**DATA PROVIDED**.
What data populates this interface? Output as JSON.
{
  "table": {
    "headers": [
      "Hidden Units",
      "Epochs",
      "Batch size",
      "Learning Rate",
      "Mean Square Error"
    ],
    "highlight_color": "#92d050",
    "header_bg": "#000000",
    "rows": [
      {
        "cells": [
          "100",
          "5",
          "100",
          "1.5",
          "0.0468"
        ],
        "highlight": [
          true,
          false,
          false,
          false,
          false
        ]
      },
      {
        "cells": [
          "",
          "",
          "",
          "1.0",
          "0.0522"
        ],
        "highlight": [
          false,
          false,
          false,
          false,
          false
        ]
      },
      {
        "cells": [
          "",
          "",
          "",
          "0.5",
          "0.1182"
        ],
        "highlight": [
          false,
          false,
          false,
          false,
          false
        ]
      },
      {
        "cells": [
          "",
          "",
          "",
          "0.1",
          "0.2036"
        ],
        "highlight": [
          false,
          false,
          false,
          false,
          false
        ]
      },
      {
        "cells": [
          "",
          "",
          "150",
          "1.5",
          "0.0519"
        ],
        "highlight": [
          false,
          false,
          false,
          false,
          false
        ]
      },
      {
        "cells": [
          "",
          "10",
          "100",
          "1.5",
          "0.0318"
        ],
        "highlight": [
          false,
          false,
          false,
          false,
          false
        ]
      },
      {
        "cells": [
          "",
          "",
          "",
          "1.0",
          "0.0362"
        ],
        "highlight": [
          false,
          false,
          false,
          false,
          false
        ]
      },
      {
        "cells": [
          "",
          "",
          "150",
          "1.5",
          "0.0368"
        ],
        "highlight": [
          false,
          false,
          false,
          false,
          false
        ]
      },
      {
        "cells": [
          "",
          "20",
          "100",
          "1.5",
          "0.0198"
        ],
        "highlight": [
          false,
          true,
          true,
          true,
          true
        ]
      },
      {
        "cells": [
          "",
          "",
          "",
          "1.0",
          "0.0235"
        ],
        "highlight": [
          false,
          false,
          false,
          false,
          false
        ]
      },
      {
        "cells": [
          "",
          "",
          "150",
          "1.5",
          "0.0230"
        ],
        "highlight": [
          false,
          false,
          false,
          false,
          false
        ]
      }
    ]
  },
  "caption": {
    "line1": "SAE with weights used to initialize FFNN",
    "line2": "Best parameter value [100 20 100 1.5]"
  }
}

**TO BE DONE**. Extract every entry above as it appears.

**EXERCISE RESPONSE**.
What data populates this interface? Output as JSON.
{
  "table": {
    "headers": [
      "Hidden Units",
      "Epochs",
      "Batch size",
      "Learning Rate",
      "Mean Square Error"
    ],
    "highlight_color": "#92d050",
    "header_bg": "#000000",
    "rows": [
      {
        "cells": [
          "100",
          "5",
          "100",
          "1.5",
          "0.0468"
        ],
        "highlight": [
          true,
          false,
          false,
          false,
          false
        ]
      },
      {
        "cells": [
          "",
          "",
          "",
          "1.0",
          "0.0522"
        ],
        "highlight": [
          false,
          false,
          false,
          false,
          false
        ]
      },
      {
        "cells": [
          "",
          "",
          "",
          "0.5",
          "0.1182"
        ],
        "highlight": [
          false,
          false,
          false,
          false,
          false
        ]
      },
      {
        "cells": [
          "",
          "",
          "",
          "0.1",
          "0.2036"
        ],
        "highlight": [
          false,
          false,
          false,
          false,
          false
        ]
      },
      {
        "cells": [
          "",
          "",
          "150",
          "1.5",
          "0.0519"
        ],
        "highlight": [
          false,
          false,
          false,
          false,
          false
        ]
      },
      {
        "cells": [
          "",
          "10",
          "100",
          "1.5",
          "0.0318"
        ],
        "highlight": [
          false,
          false,
          false,
          false,
          false
        ]
      },
      {
        "cells": [
          "",
          "",
          "",
          "1.0",
          "0.0362"
        ],
        "highlight": [
          false,
          false,
          false,
          false,
          false
        ]
      },
      {
        "cells": [
          "",
          "",
          "150",
          "1.5",
          "0.0368"
        ],
        "highlight": [
          false,
          false,
          false,
          false,
          false
        ]
      },
      {
        "cells": [
          "",
          "20",
          "100",
          "1.5",
          "0.0198"
        ],
        "highlight": [
          false,
          true,
          true,
          true,
          true
        ]
      },
      {
        "cells": [
          "",
          "",
          "",
          "1.0",
          "0.0235"
        ],
        "highlight": [
          false,
          false,
          false,
          false,
          false
        ]
      },
      {
        "cells": [
          "",
          "",
          "150",
          "1.5",
          "0.0230"
        ],
        "highlight": [
          false,
          false,
          false,
          false,
          false
        ]
      }
    ]
  },
  "caption": {
    "line1": "SAE with weights used to initialize FFNN",
    "line2": "Best parameter value [100 20 100 1.5]"
  }
}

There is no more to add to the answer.